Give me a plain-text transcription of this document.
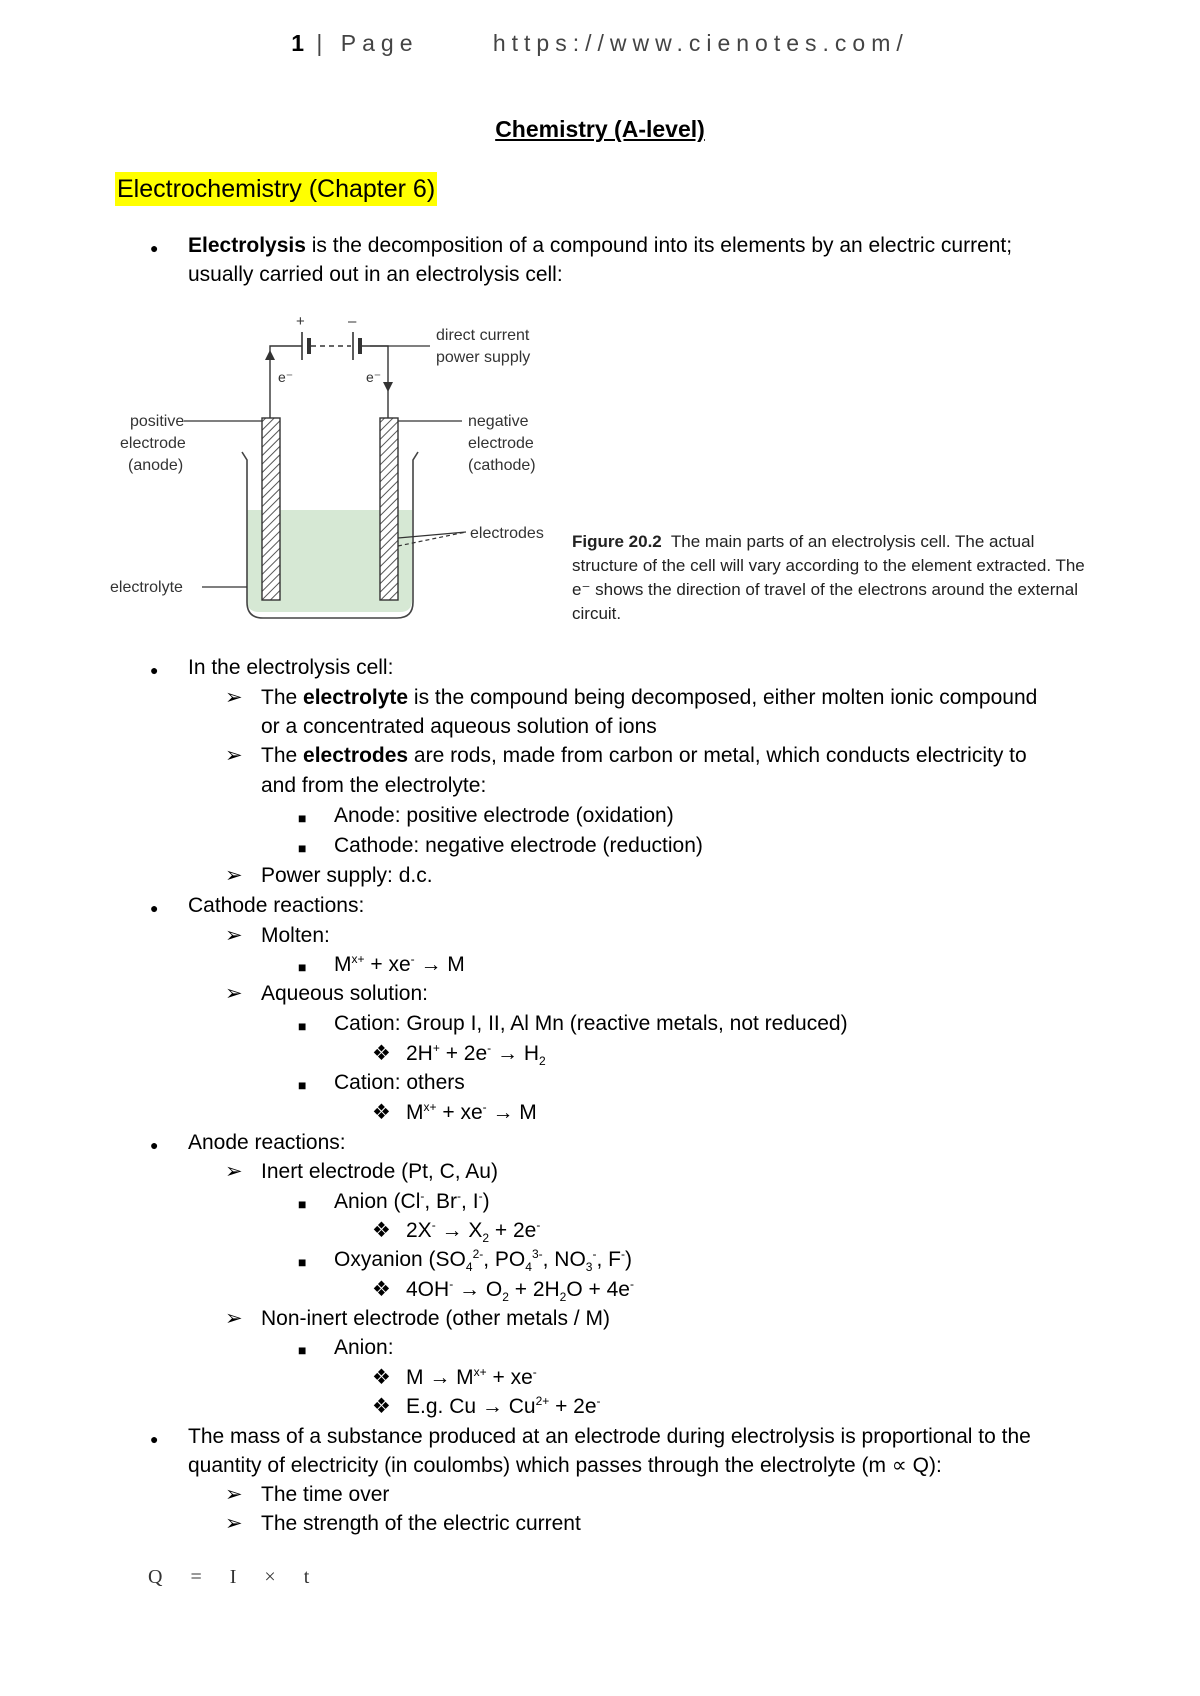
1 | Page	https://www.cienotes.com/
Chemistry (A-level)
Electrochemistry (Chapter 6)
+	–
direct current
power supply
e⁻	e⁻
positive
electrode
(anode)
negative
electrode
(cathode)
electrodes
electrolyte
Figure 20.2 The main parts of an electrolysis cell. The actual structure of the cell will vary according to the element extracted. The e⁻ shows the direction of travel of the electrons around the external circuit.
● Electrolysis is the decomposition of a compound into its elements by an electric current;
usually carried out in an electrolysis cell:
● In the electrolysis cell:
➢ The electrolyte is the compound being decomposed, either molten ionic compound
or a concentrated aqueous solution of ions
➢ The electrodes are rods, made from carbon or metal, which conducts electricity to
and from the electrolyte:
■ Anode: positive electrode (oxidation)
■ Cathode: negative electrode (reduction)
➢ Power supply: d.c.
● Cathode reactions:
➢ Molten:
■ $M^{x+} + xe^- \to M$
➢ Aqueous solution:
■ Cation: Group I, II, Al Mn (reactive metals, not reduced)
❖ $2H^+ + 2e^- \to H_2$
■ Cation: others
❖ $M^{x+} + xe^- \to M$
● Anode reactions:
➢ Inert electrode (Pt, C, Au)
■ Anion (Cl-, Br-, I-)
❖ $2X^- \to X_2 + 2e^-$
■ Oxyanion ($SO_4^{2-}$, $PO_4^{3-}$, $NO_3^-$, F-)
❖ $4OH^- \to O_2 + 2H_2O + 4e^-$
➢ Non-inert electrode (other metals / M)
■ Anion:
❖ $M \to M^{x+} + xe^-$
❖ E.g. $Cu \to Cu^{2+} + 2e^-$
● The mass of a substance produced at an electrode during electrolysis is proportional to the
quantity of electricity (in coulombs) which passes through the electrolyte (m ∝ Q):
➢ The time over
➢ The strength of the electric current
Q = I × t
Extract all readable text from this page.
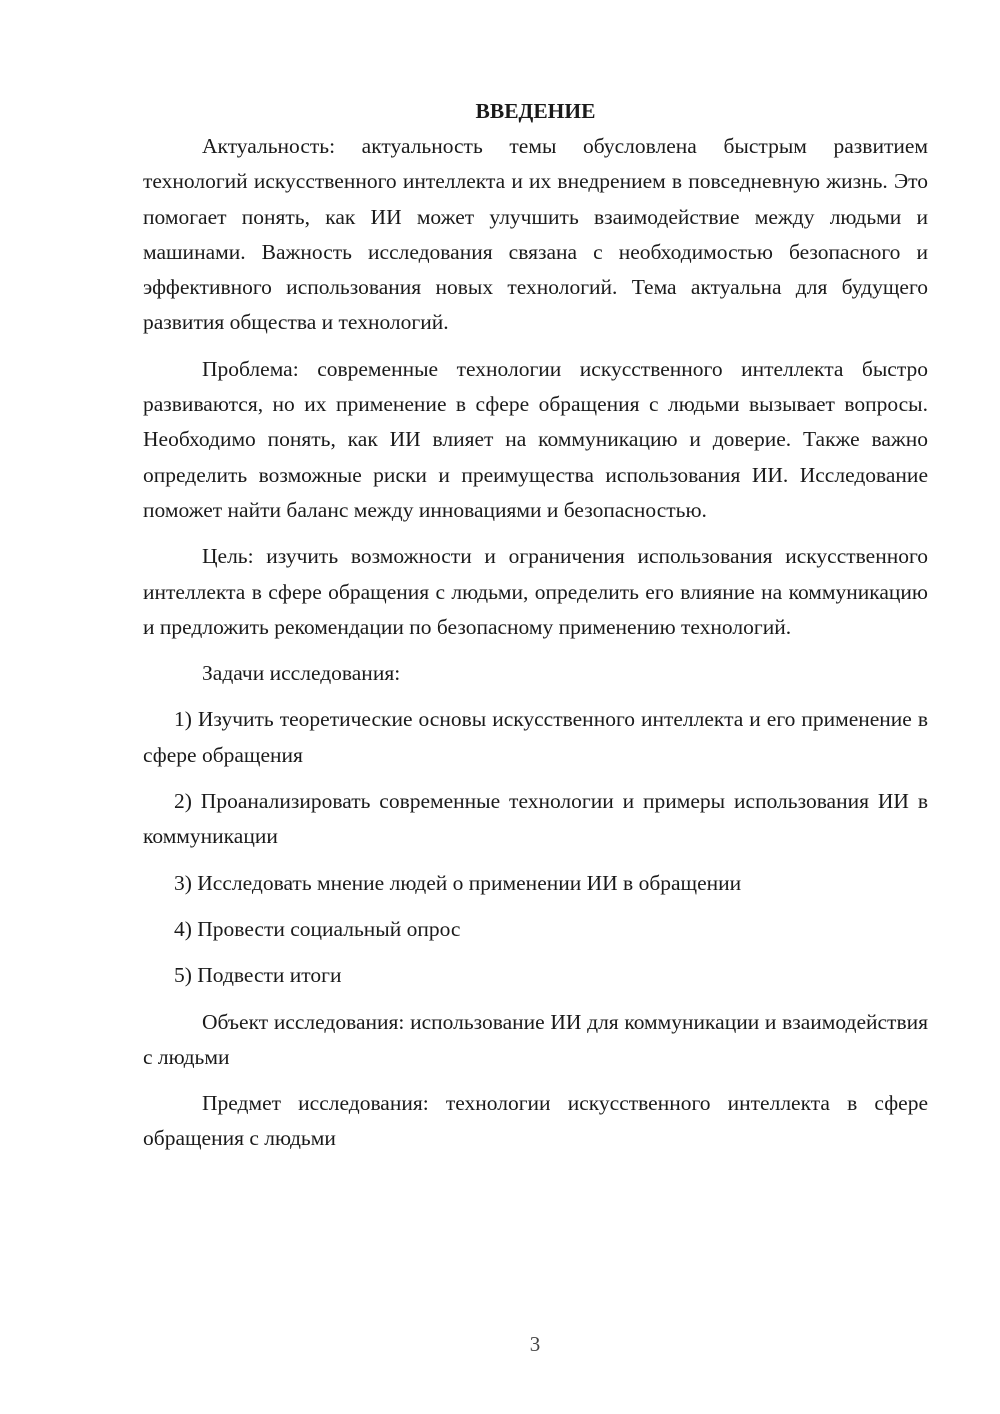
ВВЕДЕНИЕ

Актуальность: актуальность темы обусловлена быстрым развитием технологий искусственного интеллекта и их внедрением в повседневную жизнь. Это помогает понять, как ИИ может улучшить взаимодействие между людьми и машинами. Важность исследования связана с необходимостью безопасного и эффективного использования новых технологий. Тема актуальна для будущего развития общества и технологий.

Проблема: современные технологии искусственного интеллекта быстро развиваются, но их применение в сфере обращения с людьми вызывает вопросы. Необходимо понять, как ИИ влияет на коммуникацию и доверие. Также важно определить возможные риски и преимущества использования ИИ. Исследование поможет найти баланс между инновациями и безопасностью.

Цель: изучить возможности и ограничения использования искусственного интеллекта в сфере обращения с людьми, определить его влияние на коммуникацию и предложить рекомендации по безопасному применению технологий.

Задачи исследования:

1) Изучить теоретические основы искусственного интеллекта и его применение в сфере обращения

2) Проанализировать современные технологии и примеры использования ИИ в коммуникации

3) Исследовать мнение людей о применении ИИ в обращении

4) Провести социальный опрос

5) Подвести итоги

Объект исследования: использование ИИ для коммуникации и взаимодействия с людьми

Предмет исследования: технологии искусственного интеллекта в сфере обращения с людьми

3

□ □ □

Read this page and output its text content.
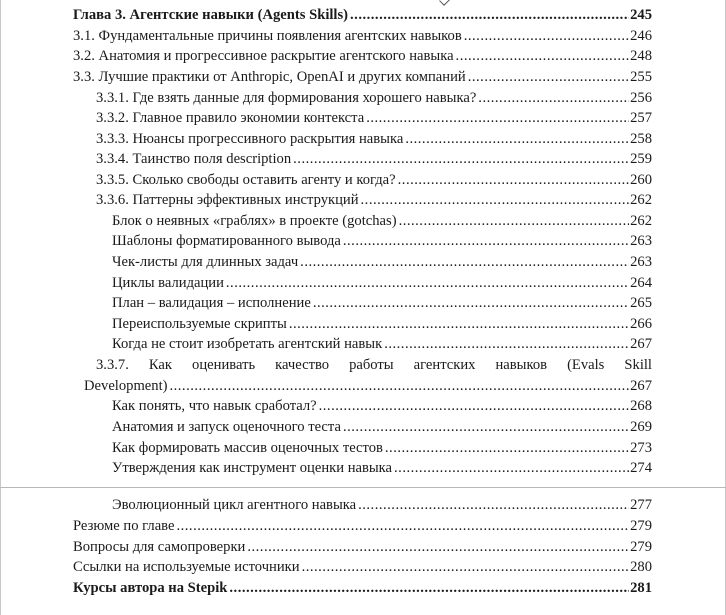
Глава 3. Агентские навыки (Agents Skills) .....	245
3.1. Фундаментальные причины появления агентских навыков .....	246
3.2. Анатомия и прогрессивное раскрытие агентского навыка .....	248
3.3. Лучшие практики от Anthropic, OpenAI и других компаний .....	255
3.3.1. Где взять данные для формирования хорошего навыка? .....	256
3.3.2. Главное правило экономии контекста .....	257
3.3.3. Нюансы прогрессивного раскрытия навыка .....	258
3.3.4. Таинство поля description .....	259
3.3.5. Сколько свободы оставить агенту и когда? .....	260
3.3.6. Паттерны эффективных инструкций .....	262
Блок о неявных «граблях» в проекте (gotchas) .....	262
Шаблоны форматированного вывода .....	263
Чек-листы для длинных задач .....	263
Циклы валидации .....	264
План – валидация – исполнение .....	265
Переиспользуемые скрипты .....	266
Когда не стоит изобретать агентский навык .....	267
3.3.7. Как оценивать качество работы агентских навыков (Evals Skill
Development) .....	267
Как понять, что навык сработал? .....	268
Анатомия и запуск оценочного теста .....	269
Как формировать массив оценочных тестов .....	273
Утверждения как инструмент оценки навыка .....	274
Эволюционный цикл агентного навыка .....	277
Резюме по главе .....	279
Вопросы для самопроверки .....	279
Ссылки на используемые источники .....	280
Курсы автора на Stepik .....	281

□ □ □

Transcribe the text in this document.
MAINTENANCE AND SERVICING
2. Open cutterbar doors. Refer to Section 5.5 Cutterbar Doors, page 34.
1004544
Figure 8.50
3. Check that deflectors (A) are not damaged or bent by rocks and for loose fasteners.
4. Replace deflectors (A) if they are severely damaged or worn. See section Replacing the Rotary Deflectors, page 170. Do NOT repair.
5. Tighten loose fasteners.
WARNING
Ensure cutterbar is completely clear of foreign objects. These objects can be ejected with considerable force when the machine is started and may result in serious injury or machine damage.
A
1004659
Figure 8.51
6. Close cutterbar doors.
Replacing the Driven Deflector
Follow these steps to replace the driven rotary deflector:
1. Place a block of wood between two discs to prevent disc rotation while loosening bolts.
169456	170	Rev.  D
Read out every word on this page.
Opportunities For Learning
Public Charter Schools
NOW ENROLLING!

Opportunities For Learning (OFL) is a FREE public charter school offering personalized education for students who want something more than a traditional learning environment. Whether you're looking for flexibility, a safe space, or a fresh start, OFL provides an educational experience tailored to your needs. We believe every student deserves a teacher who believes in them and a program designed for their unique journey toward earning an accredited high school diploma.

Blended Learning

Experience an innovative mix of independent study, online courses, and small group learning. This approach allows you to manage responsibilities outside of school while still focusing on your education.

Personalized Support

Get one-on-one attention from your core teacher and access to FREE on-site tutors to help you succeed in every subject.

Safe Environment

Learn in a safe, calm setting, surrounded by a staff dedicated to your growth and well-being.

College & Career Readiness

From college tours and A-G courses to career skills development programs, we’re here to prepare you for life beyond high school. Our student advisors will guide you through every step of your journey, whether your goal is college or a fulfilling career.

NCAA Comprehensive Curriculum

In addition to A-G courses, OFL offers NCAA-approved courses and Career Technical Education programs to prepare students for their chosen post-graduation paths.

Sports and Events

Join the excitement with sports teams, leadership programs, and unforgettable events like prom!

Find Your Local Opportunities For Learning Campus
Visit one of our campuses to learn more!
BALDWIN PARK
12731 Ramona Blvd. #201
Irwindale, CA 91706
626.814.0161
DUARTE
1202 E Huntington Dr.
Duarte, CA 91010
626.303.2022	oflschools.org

□ □ □

# TASK DESCRIPTION
List all lines where "text" occurs.

# EXERCISE RESPONSE
Give me a plain-text transcription of this document.
Extract all readable text from this page.
Read this page and output its text content.
Transcribe the text in this document.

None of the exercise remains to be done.